Recorded data
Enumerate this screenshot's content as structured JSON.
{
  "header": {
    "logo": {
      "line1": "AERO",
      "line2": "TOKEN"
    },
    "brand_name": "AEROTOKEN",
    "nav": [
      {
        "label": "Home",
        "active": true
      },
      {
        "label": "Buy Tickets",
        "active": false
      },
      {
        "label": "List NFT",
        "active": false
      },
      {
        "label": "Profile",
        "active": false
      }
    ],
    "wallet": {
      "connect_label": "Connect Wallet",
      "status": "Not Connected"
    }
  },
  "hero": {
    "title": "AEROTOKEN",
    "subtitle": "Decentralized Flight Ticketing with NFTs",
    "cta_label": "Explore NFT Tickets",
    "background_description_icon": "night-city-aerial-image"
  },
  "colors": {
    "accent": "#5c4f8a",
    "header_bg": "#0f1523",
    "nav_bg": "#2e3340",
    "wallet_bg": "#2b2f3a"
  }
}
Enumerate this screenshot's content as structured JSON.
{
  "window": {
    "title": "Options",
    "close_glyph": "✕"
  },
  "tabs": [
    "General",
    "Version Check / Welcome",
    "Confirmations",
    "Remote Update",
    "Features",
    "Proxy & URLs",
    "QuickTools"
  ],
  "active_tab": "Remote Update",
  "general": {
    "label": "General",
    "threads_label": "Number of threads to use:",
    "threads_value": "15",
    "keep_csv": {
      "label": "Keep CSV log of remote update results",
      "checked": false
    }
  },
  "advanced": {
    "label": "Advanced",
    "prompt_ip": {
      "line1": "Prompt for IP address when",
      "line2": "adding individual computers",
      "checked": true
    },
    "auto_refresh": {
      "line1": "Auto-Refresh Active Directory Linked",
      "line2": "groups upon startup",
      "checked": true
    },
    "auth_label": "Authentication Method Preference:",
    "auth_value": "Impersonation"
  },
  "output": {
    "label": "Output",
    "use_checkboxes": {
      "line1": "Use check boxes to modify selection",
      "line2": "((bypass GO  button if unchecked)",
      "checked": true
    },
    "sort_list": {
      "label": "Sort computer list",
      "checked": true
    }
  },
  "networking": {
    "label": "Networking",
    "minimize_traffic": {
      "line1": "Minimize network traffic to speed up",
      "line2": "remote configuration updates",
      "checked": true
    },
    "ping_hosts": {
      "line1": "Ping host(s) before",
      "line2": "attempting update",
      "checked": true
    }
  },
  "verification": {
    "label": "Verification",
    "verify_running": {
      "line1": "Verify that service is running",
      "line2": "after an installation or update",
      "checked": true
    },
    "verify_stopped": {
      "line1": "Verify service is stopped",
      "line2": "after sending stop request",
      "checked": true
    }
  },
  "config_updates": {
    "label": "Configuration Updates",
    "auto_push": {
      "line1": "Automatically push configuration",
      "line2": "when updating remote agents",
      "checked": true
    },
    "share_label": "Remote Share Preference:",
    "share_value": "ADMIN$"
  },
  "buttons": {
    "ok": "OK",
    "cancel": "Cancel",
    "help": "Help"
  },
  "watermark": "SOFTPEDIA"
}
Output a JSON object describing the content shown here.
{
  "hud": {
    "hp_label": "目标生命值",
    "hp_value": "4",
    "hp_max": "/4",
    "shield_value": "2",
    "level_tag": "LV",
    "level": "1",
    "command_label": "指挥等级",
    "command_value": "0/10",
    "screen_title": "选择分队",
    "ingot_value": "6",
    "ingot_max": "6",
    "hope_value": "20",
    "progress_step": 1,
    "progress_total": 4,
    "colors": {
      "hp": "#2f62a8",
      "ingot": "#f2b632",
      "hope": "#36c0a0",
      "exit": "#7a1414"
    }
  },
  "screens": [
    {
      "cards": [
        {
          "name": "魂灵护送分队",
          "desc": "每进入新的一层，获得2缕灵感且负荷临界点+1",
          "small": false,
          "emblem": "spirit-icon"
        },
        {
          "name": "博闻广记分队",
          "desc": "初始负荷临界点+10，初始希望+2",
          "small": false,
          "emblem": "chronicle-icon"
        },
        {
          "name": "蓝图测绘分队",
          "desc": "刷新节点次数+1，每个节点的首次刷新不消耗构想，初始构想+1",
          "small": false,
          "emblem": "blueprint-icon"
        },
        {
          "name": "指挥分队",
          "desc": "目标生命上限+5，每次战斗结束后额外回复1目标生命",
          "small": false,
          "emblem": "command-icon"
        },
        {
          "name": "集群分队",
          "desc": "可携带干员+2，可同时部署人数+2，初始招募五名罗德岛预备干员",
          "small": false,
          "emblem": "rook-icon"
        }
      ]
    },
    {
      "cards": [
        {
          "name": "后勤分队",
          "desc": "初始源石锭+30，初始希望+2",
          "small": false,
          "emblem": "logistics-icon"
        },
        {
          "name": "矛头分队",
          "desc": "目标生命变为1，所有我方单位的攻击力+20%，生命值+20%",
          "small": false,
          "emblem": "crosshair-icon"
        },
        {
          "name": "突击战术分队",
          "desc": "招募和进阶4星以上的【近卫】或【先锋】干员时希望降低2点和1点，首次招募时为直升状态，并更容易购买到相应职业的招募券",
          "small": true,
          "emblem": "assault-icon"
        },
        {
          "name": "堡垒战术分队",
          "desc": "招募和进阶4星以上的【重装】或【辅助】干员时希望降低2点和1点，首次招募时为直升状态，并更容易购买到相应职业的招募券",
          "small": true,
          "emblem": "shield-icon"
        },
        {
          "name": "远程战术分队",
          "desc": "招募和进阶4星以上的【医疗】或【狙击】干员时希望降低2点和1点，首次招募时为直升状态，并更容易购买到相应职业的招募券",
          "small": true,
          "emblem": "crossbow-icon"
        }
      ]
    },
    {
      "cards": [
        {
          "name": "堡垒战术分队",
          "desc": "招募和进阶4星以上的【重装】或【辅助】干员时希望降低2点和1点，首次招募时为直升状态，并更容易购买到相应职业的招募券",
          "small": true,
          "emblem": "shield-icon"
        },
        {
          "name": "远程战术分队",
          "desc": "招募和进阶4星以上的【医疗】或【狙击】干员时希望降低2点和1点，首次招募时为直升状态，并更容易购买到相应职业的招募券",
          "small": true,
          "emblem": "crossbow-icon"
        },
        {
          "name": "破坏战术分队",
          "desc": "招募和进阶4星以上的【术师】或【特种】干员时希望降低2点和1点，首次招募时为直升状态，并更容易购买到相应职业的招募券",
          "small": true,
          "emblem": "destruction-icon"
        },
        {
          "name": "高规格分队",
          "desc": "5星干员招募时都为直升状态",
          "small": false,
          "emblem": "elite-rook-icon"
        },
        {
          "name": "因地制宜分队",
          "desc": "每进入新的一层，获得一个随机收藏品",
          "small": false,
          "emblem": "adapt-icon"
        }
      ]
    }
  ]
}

**Requirement:** Looking at the entries above, how many lines contain the word "AEROTOKEN"? Answer with the number alone.

**Response to this exercise:** 2